◆ MATERIAL SHOWN:
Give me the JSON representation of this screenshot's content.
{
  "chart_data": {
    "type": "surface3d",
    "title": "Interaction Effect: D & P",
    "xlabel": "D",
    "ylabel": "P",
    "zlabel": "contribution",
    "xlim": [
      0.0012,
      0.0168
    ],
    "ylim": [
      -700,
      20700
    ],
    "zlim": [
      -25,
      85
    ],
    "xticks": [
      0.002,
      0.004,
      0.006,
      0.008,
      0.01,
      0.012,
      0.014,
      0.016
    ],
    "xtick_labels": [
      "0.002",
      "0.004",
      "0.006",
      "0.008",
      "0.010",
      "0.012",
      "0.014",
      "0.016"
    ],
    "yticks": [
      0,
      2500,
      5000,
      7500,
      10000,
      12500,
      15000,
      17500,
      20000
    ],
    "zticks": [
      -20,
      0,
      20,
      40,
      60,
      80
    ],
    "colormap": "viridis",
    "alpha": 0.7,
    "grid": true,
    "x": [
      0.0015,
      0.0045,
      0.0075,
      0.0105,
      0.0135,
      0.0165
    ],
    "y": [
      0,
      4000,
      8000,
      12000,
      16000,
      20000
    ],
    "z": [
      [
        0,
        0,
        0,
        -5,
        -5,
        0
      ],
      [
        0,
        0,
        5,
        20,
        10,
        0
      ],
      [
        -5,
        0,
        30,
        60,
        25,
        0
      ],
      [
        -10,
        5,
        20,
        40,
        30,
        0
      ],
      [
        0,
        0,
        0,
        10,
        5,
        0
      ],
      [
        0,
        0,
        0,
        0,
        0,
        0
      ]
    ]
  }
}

◆ REQUIREMENT:
Quote each line above in full, word for word.

◆ THE RESULT:
Give me the JSON representation of this screenshot's content.
{
  "chart_data": {
    "type": "surface3d",
    "title": "Interaction Effect: D & P",
    "xlabel": "D",
    "ylabel": "P",
    "zlabel": "contribution",
    "xlim": [
      0.0012,
      0.0168
    ],
    "ylim": [
      -700,
      20700
    ],
    "zlim": [
      -25,
      85
    ],
    "xticks": [
      0.002,
      0.004,
      0.006,
      0.008,
      0.01,
      0.012,
      0.014,
      0.016
    ],
    "xtick_labels": [
      "0.002",
      "0.004",
      "0.006",
      "0.008",
      "0.010",
      "0.012",
      "0.014",
      "0.016"
    ],
    "yticks": [
      0,
      2500,
      5000,
      7500,
      10000,
      12500,
      15000,
      17500,
      20000
    ],
    "zticks": [
      -20,
      0,
      20,
      40,
      60,
      80
    ],
    "colormap": "viridis",
    "alpha": 0.7,
    "grid": true,
    "x": [
      0.0015,
      0.0045,
      0.0075,
      0.0105,
      0.0135,
      0.0165
    ],
    "y": [
      0,
      4000,
      8000,
      12000,
      16000,
      20000
    ],
    "z": [
      [
        0,
        0,
        0,
        -5,
        -5,
        0
      ],
      [
        0,
        0,
        5,
        20,
        10,
        0
      ],
      [
        -5,
        0,
        30,
        60,
        25,
        0
      ],
      [
        -10,
        5,
        20,
        40,
        30,
        0
      ],
      [
        0,
        0,
        0,
        10,
        5,
        0
      ],
      [
        0,
        0,
        0,
        0,
        0,
        0
      ]
    ]
  }
}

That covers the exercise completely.